— Start RECORDS FOR THE TASK —

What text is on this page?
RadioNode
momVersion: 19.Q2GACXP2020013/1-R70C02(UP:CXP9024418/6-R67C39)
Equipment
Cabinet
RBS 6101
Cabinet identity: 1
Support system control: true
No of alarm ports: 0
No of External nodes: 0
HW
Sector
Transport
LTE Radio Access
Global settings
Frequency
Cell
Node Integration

— End RECORDS FOR THE TASK —

* DESCRIPTION OF THE TASK
Recopy the entries above in their entirety, exactly.

* PROBLEM SOLUTION
What text is on this page?
RadioNode
momVersion: 19.Q2GACXP2020013/1-R70C02(UP:CXP9024418/6-R67C39)
Equipment
Cabinet
RBS 6101
Cabinet identity: 1
Support system control: true
No of alarm ports: 0
No of External nodes: 0
HW
Sector
Transport
LTE Radio Access
Global settings
Frequency
Cell
Node Integration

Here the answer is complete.